[Start Supplied records]

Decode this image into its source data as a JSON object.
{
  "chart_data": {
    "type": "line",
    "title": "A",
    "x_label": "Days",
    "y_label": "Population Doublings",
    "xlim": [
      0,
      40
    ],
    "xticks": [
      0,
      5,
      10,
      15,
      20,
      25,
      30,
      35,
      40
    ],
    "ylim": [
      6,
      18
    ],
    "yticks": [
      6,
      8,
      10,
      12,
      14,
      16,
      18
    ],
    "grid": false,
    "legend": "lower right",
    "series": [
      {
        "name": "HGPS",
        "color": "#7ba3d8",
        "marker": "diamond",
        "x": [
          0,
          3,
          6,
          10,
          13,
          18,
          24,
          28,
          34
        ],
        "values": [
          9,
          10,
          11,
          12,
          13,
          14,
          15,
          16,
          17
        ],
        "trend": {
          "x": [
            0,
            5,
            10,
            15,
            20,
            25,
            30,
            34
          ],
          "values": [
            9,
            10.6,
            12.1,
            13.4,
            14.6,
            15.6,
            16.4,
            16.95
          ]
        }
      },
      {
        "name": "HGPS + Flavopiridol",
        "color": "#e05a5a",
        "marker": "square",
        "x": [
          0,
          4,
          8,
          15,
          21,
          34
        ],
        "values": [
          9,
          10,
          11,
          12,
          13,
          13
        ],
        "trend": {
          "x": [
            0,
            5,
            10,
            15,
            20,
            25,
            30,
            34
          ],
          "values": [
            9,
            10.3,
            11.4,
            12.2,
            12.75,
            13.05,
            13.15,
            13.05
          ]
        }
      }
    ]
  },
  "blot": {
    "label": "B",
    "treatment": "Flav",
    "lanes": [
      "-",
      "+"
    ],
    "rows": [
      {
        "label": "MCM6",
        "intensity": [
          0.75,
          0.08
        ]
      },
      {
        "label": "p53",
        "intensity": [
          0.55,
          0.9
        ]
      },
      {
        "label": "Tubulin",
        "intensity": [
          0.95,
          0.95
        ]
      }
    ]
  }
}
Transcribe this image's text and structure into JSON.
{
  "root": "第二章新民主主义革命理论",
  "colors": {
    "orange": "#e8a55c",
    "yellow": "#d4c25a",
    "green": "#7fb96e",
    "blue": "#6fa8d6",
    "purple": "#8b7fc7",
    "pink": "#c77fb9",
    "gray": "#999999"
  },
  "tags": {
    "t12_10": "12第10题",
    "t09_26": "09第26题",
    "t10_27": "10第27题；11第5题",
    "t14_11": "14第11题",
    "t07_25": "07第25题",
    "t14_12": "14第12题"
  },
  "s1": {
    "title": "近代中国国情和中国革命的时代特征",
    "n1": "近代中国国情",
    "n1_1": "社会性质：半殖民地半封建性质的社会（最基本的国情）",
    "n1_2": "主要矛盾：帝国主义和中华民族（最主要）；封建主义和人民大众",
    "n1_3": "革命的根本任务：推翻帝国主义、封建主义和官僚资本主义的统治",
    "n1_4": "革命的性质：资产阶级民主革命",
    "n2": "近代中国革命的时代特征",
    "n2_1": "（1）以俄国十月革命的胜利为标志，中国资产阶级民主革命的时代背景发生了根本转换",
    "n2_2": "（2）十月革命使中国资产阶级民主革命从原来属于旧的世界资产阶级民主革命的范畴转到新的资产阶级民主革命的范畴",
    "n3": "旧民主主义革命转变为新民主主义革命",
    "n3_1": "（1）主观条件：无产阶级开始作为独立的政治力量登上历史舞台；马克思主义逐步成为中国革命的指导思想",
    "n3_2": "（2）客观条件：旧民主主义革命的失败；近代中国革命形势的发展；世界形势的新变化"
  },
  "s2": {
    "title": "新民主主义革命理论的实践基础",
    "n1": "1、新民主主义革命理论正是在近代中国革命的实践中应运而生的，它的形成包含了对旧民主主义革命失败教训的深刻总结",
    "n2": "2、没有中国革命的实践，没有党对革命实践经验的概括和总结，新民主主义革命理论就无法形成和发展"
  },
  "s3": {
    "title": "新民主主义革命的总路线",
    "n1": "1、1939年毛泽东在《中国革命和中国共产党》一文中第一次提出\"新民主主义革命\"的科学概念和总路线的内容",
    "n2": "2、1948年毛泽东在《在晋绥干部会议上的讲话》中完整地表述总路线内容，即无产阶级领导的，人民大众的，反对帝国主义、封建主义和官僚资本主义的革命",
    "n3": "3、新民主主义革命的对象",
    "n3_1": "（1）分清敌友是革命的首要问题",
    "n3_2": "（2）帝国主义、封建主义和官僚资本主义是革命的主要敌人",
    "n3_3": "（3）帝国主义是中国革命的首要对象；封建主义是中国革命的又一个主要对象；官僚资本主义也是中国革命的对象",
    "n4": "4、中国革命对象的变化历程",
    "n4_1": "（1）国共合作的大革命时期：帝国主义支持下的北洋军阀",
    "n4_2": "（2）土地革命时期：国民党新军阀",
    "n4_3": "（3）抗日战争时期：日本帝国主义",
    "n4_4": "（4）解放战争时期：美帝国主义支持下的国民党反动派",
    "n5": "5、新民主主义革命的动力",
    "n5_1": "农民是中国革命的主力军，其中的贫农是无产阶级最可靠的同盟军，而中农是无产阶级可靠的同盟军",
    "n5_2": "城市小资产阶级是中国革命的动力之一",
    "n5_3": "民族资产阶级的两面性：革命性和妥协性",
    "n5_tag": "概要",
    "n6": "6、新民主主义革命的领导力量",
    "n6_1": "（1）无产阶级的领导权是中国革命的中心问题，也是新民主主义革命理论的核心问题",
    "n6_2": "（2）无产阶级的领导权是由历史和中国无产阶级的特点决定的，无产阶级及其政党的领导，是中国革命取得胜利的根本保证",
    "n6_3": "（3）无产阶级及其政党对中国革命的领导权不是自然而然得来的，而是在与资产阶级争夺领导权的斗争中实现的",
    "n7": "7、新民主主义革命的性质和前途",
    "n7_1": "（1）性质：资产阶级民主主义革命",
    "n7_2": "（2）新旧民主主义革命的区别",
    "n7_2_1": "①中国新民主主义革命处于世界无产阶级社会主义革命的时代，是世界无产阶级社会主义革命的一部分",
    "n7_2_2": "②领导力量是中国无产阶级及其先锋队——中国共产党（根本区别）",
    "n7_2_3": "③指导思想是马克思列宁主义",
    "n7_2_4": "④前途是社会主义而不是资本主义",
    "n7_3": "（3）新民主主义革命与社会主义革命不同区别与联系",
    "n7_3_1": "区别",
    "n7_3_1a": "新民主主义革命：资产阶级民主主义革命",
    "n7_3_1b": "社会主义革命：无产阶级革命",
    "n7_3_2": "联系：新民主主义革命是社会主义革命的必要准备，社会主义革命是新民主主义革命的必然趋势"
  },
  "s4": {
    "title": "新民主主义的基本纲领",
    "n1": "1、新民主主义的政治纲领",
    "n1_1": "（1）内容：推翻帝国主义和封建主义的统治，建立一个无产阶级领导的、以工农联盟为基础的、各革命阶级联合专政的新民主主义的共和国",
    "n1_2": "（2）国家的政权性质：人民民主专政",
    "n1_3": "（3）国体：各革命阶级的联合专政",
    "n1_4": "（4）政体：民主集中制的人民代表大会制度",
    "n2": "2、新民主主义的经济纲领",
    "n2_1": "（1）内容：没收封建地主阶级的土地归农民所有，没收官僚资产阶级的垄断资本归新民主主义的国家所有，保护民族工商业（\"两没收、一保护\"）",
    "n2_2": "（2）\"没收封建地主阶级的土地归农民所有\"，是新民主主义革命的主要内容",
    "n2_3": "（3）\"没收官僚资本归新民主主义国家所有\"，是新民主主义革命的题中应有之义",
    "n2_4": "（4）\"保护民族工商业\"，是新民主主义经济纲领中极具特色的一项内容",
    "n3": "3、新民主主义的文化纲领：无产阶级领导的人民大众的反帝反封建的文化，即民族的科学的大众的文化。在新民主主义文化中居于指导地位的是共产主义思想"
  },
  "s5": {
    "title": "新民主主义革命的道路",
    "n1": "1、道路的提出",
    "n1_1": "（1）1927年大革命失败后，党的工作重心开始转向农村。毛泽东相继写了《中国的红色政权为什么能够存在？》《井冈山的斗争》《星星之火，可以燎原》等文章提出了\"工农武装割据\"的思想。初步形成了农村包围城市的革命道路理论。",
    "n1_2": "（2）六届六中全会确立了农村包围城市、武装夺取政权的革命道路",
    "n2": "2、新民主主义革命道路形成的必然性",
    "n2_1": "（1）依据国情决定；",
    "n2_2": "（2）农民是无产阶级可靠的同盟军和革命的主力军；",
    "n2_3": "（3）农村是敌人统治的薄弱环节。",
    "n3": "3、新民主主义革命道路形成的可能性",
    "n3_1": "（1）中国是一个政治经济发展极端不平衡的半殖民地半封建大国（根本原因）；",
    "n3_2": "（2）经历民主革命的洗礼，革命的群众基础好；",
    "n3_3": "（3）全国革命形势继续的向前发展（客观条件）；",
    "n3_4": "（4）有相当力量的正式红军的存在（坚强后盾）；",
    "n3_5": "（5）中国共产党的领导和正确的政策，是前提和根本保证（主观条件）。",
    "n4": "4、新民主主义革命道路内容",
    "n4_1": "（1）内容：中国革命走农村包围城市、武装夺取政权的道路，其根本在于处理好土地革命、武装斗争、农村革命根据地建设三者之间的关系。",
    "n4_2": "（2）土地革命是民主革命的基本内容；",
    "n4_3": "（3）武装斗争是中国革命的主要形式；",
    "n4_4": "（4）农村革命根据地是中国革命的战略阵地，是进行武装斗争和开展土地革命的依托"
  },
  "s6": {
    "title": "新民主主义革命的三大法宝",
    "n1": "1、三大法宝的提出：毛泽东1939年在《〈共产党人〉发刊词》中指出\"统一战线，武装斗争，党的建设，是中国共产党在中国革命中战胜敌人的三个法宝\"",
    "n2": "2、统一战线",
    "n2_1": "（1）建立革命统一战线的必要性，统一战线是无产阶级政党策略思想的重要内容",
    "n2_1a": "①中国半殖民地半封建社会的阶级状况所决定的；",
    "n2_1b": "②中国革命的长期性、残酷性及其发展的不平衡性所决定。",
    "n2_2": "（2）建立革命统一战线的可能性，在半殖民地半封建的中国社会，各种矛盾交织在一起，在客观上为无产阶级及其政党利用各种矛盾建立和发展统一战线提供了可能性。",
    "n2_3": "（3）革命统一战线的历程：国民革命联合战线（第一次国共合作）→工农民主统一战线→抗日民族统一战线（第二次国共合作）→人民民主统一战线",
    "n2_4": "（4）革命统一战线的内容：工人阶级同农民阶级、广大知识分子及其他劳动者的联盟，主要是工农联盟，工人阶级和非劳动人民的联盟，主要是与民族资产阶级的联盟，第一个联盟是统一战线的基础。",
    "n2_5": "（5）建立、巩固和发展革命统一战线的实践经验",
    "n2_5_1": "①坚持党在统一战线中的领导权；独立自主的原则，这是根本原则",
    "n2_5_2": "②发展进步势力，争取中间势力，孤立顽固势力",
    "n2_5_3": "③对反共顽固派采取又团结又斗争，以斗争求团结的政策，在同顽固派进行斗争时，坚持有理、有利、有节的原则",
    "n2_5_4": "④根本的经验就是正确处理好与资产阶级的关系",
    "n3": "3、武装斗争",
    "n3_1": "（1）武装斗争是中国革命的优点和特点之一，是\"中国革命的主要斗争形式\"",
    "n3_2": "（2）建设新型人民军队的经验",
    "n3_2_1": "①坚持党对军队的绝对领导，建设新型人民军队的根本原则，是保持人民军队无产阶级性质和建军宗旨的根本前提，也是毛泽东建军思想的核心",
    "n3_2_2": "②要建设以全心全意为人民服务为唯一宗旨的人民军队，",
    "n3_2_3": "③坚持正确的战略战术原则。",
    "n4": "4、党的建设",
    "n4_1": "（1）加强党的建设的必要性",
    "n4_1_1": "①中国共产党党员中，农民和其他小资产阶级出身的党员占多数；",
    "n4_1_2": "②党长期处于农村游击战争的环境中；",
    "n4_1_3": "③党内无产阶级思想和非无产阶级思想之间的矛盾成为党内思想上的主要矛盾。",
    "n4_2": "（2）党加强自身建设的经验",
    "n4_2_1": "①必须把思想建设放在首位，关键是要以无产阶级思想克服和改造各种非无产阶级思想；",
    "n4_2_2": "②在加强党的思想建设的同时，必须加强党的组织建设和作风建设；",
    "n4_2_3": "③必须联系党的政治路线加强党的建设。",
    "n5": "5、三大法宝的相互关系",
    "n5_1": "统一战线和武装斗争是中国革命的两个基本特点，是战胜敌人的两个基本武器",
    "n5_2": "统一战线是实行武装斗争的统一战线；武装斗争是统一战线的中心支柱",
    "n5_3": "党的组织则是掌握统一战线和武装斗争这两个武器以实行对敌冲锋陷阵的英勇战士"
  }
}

[End Supplied records]

_Exercise details_
In the listing, find every line containing the word "title" and list it.

_Task answer_
    "title": "A",
    "title": "近代中国国情和中国革命的时代特征",
    "title": "新民主主义革命理论的实践基础",
    "title": "新民主主义革命的总路线",
    "title": "新民主主义的基本纲领",
    "title": "新民主主义革命的道路",
    "title": "新民主主义革命的三大法宝",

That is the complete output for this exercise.